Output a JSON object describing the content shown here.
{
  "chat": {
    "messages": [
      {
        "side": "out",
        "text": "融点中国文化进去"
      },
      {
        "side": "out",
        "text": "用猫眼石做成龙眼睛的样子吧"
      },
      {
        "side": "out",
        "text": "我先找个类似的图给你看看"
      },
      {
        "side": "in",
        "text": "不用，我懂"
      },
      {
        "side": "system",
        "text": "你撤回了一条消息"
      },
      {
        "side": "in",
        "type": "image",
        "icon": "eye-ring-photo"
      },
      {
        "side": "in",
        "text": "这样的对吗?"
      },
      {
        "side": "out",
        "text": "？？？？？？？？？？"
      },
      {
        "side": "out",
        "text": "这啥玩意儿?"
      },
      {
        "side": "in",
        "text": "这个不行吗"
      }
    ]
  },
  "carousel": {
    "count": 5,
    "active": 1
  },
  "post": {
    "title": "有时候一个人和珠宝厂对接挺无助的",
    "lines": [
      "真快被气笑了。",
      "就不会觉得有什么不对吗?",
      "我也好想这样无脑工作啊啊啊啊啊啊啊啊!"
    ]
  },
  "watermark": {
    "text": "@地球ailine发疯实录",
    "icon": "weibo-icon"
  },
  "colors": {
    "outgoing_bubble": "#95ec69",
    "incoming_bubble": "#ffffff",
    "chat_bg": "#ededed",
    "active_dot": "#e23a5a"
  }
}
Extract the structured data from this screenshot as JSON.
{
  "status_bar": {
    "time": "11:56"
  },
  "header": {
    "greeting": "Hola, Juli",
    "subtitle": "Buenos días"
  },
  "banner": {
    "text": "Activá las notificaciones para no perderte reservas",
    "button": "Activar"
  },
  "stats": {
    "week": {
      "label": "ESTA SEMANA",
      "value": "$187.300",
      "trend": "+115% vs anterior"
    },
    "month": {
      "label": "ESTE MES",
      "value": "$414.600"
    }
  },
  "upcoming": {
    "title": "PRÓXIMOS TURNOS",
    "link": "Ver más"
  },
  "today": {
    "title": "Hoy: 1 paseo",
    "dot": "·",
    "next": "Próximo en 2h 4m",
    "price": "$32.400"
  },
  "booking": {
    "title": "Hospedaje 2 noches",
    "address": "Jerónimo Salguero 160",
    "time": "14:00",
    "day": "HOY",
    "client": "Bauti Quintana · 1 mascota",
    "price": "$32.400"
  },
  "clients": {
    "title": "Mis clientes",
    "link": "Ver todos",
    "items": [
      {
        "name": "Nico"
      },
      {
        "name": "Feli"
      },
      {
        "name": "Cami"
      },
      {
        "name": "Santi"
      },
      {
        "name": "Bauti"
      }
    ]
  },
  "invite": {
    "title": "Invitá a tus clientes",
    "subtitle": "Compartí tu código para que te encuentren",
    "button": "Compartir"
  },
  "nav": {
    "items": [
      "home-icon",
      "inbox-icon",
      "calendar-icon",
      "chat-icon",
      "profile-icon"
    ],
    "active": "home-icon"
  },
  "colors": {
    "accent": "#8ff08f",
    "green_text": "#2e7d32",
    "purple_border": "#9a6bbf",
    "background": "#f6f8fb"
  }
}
★ ★ ★ ★
- _Task to carry out_
Take the entries and copy them out exactly.

- _Written reply_
Output a JSON object describing the content shown here.
{
  "chat": {
    "messages": [
      {
        "side": "out",
        "text": "融点中国文化进去"
      },
      {
        "side": "out",
        "text": "用猫眼石做成龙眼睛的样子吧"
      },
      {
        "side": "out",
        "text": "我先找个类似的图给你看看"
      },
      {
        "side": "in",
        "text": "不用，我懂"
      },
      {
        "side": "system",
        "text": "你撤回了一条消息"
      },
      {
        "side": "in",
        "type": "image",
        "icon": "eye-ring-photo"
      },
      {
        "side": "in",
        "text": "这样的对吗?"
      },
      {
        "side": "out",
        "text": "？？？？？？？？？？"
      },
      {
        "side": "out",
        "text": "这啥玩意儿?"
      },
      {
        "side": "in",
        "text": "这个不行吗"
      }
    ]
  },
  "carousel": {
    "count": 5,
    "active": 1
  },
  "post": {
    "title": "有时候一个人和珠宝厂对接挺无助的",
    "lines": [
      "真快被气笑了。",
      "就不会觉得有什么不对吗?",
      "我也好想这样无脑工作啊啊啊啊啊啊啊啊!"
    ]
  },
  "watermark": {
    "text": "@地球ailine发疯实录",
    "icon": "weibo-icon"
  },
  "colors": {
    "outgoing_bubble": "#95ec69",
    "incoming_bubble": "#ffffff",
    "chat_bg": "#ededed",
    "active_dot": "#e23a5a"
  }
}
Extract the structured data from this screenshot as JSON.
{
  "status_bar": {
    "time": "11:56"
  },
  "header": {
    "greeting": "Hola, Juli",
    "subtitle": "Buenos días"
  },
  "banner": {
    "text": "Activá las notificaciones para no perderte reservas",
    "button": "Activar"
  },
  "stats": {
    "week": {
      "label": "ESTA SEMANA",
      "value": "$187.300",
      "trend": "+115% vs anterior"
    },
    "month": {
      "label": "ESTE MES",
      "value": "$414.600"
    }
  },
  "upcoming": {
    "title": "PRÓXIMOS TURNOS",
    "link": "Ver más"
  },
  "today": {
    "title": "Hoy: 1 paseo",
    "dot": "·",
    "next": "Próximo en 2h 4m",
    "price": "$32.400"
  },
  "booking": {
    "title": "Hospedaje 2 noches",
    "address": "Jerónimo Salguero 160",
    "time": "14:00",
    "day": "HOY",
    "client": "Bauti Quintana · 1 mascota",
    "price": "$32.400"
  },
  "clients": {
    "title": "Mis clientes",
    "link": "Ver todos",
    "items": [
      {
        "name": "Nico"
      },
      {
        "name": "Feli"
      },
      {
        "name": "Cami"
      },
      {
        "name": "Santi"
      },
      {
        "name": "Bauti"
      }
    ]
  },
  "invite": {
    "title": "Invitá a tus clientes",
    "subtitle": "Compartí tu código para que te encuentren",
    "button": "Compartir"
  },
  "nav": {
    "items": [
      "home-icon",
      "inbox-icon",
      "calendar-icon",
      "chat-icon",
      "profile-icon"
    ],
    "active": "home-icon"
  },
  "colors": {
    "accent": "#8ff08f",
    "green_text": "#2e7d32",
    "purple_border": "#9a6bbf",
    "background": "#f6f8fb"
  }
}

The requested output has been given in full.